Exercise brief
Pull out each line of the records holding the string "page".
* START Raw data *
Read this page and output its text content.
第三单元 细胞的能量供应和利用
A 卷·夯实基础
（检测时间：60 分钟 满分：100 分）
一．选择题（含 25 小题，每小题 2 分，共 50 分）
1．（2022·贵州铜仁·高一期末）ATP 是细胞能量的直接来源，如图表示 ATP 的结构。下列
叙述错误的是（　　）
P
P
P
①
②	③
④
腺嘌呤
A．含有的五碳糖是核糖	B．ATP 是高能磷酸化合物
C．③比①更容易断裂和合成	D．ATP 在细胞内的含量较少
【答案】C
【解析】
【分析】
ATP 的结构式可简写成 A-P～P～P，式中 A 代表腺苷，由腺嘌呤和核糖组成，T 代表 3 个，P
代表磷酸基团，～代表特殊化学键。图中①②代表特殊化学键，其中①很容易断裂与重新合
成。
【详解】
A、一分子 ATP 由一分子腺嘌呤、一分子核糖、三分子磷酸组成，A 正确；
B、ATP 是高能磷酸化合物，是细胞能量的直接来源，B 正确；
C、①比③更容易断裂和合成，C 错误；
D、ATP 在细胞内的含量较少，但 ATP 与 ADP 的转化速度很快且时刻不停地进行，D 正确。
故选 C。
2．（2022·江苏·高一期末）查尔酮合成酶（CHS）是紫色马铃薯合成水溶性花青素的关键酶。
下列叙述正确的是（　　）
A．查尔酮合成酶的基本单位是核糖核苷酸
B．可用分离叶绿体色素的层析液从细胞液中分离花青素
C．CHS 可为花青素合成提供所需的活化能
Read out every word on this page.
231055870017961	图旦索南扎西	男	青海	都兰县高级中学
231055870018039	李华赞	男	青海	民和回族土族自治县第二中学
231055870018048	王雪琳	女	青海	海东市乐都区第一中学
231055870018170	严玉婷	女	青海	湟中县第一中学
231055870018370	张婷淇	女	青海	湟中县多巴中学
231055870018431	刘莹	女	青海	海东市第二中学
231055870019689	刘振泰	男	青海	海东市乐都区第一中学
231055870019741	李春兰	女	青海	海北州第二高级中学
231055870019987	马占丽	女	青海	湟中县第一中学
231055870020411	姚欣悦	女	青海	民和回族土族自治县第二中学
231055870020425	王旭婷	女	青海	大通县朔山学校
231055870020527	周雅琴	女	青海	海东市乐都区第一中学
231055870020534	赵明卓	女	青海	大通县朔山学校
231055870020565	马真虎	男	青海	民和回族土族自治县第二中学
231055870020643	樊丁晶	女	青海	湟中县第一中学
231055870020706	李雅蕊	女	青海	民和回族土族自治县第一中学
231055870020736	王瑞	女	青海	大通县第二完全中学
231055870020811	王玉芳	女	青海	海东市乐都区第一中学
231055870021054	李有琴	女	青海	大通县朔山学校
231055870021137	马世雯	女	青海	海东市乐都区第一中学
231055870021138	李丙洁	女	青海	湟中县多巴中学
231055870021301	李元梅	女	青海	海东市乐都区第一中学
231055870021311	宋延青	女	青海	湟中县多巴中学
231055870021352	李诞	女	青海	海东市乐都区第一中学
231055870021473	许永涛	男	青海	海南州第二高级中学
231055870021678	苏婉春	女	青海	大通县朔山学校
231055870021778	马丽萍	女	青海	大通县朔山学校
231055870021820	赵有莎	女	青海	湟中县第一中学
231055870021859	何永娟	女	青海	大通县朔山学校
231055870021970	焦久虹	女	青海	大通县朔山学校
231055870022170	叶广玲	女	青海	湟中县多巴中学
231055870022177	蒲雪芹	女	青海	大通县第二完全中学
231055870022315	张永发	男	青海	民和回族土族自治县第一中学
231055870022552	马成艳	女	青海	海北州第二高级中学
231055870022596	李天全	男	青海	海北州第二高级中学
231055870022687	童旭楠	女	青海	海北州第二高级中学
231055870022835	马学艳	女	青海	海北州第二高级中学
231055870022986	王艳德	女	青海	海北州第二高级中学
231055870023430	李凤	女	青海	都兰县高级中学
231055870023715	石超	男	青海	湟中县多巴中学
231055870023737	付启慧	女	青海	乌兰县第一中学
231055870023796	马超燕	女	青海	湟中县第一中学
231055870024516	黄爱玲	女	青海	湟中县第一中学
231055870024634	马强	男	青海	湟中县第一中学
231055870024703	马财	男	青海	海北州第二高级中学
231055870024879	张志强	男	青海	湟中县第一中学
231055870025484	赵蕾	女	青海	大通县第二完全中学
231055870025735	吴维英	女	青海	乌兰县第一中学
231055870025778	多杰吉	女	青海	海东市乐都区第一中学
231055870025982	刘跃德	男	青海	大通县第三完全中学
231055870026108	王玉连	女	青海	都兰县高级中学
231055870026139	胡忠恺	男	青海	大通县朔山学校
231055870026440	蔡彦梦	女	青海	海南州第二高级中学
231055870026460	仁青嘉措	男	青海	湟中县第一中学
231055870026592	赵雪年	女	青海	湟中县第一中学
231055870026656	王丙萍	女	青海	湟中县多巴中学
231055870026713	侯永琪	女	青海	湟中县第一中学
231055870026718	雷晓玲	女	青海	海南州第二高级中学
* END Raw data *
Task output
Read this page and output its text content.
Read out every word on this page.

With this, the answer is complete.